EXERCISE GOAL: Can you quote the records below in full, word for word?

RECORDS PROVIDED:

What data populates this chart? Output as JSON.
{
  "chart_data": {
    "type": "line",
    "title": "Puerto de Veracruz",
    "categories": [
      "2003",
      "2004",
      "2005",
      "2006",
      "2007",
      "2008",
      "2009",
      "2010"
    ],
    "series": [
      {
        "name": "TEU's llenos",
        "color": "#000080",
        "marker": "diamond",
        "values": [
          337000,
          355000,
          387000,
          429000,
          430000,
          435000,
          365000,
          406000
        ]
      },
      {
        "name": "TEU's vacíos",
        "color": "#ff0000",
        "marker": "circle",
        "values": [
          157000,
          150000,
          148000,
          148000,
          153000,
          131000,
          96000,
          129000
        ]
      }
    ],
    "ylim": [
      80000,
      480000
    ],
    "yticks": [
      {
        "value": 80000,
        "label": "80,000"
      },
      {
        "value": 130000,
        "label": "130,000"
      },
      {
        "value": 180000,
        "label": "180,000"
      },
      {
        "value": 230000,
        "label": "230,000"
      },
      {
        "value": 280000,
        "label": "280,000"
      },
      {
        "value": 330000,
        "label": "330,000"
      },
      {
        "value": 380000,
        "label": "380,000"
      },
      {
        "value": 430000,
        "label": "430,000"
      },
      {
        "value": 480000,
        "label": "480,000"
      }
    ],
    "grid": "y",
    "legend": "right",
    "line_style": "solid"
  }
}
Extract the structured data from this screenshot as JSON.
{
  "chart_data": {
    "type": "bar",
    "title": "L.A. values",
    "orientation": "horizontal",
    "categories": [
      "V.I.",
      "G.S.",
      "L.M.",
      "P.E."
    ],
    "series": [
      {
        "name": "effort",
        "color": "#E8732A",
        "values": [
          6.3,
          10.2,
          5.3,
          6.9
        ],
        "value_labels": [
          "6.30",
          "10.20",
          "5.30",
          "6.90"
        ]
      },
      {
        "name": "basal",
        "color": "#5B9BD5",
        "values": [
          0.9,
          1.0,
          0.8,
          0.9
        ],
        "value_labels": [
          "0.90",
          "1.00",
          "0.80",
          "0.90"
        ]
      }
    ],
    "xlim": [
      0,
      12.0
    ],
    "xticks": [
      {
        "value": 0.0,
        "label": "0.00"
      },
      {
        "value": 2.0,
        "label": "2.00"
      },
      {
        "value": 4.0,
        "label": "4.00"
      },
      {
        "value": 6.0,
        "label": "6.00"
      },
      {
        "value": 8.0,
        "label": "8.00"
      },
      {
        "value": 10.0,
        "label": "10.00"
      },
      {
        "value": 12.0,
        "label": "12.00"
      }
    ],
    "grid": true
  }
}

THE RESPONSE:
What data populates this chart? Output as JSON.
{
  "chart_data": {
    "type": "line",
    "title": "Puerto de Veracruz",
    "categories": [
      "2003",
      "2004",
      "2005",
      "2006",
      "2007",
      "2008",
      "2009",
      "2010"
    ],
    "series": [
      {
        "name": "TEU's llenos",
        "color": "#000080",
        "marker": "diamond",
        "values": [
          337000,
          355000,
          387000,
          429000,
          430000,
          435000,
          365000,
          406000
        ]
      },
      {
        "name": "TEU's vacíos",
        "color": "#ff0000",
        "marker": "circle",
        "values": [
          157000,
          150000,
          148000,
          148000,
          153000,
          131000,
          96000,
          129000
        ]
      }
    ],
    "ylim": [
      80000,
      480000
    ],
    "yticks": [
      {
        "value": 80000,
        "label": "80,000"
      },
      {
        "value": 130000,
        "label": "130,000"
      },
      {
        "value": 180000,
        "label": "180,000"
      },
      {
        "value": 230000,
        "label": "230,000"
      },
      {
        "value": 280000,
        "label": "280,000"
      },
      {
        "value": 330000,
        "label": "330,000"
      },
      {
        "value": 380000,
        "label": "380,000"
      },
      {
        "value": 430000,
        "label": "430,000"
      },
      {
        "value": 480000,
        "label": "480,000"
      }
    ],
    "grid": "y",
    "legend": "right",
    "line_style": "solid"
  }
}
Extract the structured data from this screenshot as JSON.
{
  "chart_data": {
    "type": "bar",
    "title": "L.A. values",
    "orientation": "horizontal",
    "categories": [
      "V.I.",
      "G.S.",
      "L.M.",
      "P.E."
    ],
    "series": [
      {
        "name": "effort",
        "color": "#E8732A",
        "values": [
          6.3,
          10.2,
          5.3,
          6.9
        ],
        "value_labels": [
          "6.30",
          "10.20",
          "5.30",
          "6.90"
        ]
      },
      {
        "name": "basal",
        "color": "#5B9BD5",
        "values": [
          0.9,
          1.0,
          0.8,
          0.9
        ],
        "value_labels": [
          "0.90",
          "1.00",
          "0.80",
          "0.90"
        ]
      }
    ],
    "xlim": [
      0,
      12.0
    ],
    "xticks": [
      {
        "value": 0.0,
        "label": "0.00"
      },
      {
        "value": 2.0,
        "label": "2.00"
      },
      {
        "value": 4.0,
        "label": "4.00"
      },
      {
        "value": 6.0,
        "label": "6.00"
      },
      {
        "value": 8.0,
        "label": "8.00"
      },
      {
        "value": 10.0,
        "label": "10.00"
      },
      {
        "value": 12.0,
        "label": "12.00"
      }
    ],
    "grid": true
  }
}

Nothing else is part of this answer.